____ SUPPLIED DATA

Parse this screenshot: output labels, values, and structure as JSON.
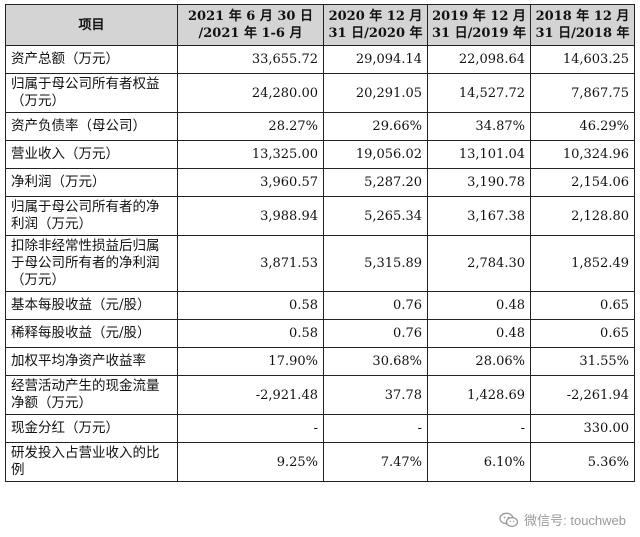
{
  "table": {
    "headers": [
      "项目",
      "2021 年 6 月 30 日\n/2021 年 1-6 月",
      "2020 年 12 月\n31 日/2020 年",
      "2019 年 12 月\n31 日/2019 年",
      "2018 年 12 月\n31 日/2018 年"
    ],
    "rows": [
      {
        "label": "资产总额（万元）",
        "values": [
          "33,655.72",
          "29,094.14",
          "22,098.64",
          "14,603.25"
        ]
      },
      {
        "label": "归属于母公司所有者权益（万元）",
        "values": [
          "24,280.00",
          "20,291.05",
          "14,527.72",
          "7,867.75"
        ]
      },
      {
        "label": "资产负债率（母公司）",
        "values": [
          "28.27%",
          "29.66%",
          "34.87%",
          "46.29%"
        ]
      },
      {
        "label": "营业收入（万元）",
        "values": [
          "13,325.00",
          "19,056.02",
          "13,101.04",
          "10,324.96"
        ]
      },
      {
        "label": "净利润（万元）",
        "values": [
          "3,960.57",
          "5,287.20",
          "3,190.78",
          "2,154.06"
        ]
      },
      {
        "label": "归属于母公司所有者的净利润（万元）",
        "values": [
          "3,988.94",
          "5,265.34",
          "3,167.38",
          "2,128.80"
        ]
      },
      {
        "label": "扣除非经常性损益后归属于母公司所有者的净利润（万元）",
        "values": [
          "3,871.53",
          "5,315.89",
          "2,784.30",
          "1,852.49"
        ]
      },
      {
        "label": "基本每股收益（元/股）",
        "values": [
          "0.58",
          "0.76",
          "0.48",
          "0.65"
        ]
      },
      {
        "label": "稀释每股收益（元/股）",
        "values": [
          "0.58",
          "0.76",
          "0.48",
          "0.65"
        ]
      },
      {
        "label": "加权平均净资产收益率",
        "values": [
          "17.90%",
          "30.68%",
          "28.06%",
          "31.55%"
        ]
      },
      {
        "label": "经营活动产生的现金流量净额（万元）",
        "values": [
          "-2,921.48",
          "37.78",
          "1,428.69",
          "-2,261.94"
        ]
      },
      {
        "label": "现金分红（万元）",
        "values": [
          "-",
          "-",
          "-",
          "330.00"
        ]
      },
      {
        "label": "研发投入占营业收入的比例",
        "values": [
          "9.25%",
          "7.47%",
          "6.10%",
          "5.36%"
        ]
      }
    ]
  },
  "watermark": {
    "text": "微信号: touchweb",
    "icon": "wechat-icon"
  },
  "colors": {
    "header_bg": "#d4d4d4",
    "border": "#222222"
  }
}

________

* PROBLEM DESCRIPTION
Repeat every record above exactly, but leave out any pictures.

* REPLY TO THE EXERCISE
Parse this screenshot: output labels, values, and structure as JSON.
{
  "table": {
    "headers": [
      "项目",
      "2021 年 6 月 30 日\n/2021 年 1-6 月",
      "2020 年 12 月\n31 日/2020 年",
      "2019 年 12 月\n31 日/2019 年",
      "2018 年 12 月\n31 日/2018 年"
    ],
    "rows": [
      {
        "label": "资产总额（万元）",
        "values": [
          "33,655.72",
          "29,094.14",
          "22,098.64",
          "14,603.25"
        ]
      },
      {
        "label": "归属于母公司所有者权益（万元）",
        "values": [
          "24,280.00",
          "20,291.05",
          "14,527.72",
          "7,867.75"
        ]
      },
      {
        "label": "资产负债率（母公司）",
        "values": [
          "28.27%",
          "29.66%",
          "34.87%",
          "46.29%"
        ]
      },
      {
        "label": "营业收入（万元）",
        "values": [
          "13,325.00",
          "19,056.02",
          "13,101.04",
          "10,324.96"
        ]
      },
      {
        "label": "净利润（万元）",
        "values": [
          "3,960.57",
          "5,287.20",
          "3,190.78",
          "2,154.06"
        ]
      },
      {
        "label": "归属于母公司所有者的净利润（万元）",
        "values": [
          "3,988.94",
          "5,265.34",
          "3,167.38",
          "2,128.80"
        ]
      },
      {
        "label": "扣除非经常性损益后归属于母公司所有者的净利润（万元）",
        "values": [
          "3,871.53",
          "5,315.89",
          "2,784.30",
          "1,852.49"
        ]
      },
      {
        "label": "基本每股收益（元/股）",
        "values": [
          "0.58",
          "0.76",
          "0.48",
          "0.65"
        ]
      },
      {
        "label": "稀释每股收益（元/股）",
        "values": [
          "0.58",
          "0.76",
          "0.48",
          "0.65"
        ]
      },
      {
        "label": "加权平均净资产收益率",
        "values": [
          "17.90%",
          "30.68%",
          "28.06%",
          "31.55%"
        ]
      },
      {
        "label": "经营活动产生的现金流量净额（万元）",
        "values": [
          "-2,921.48",
          "37.78",
          "1,428.69",
          "-2,261.94"
        ]
      },
      {
        "label": "现金分红（万元）",
        "values": [
          "-",
          "-",
          "-",
          "330.00"
        ]
      },
      {
        "label": "研发投入占营业收入的比例",
        "values": [
          "9.25%",
          "7.47%",
          "6.10%",
          "5.36%"
        ]
      }
    ]
  },
  "watermark": {
    "text": "微信号: touchweb",
    "icon": "wechat-icon"
  },
  "colors": {
    "header_bg": "#d4d4d4",
    "border": "#222222"
  }
}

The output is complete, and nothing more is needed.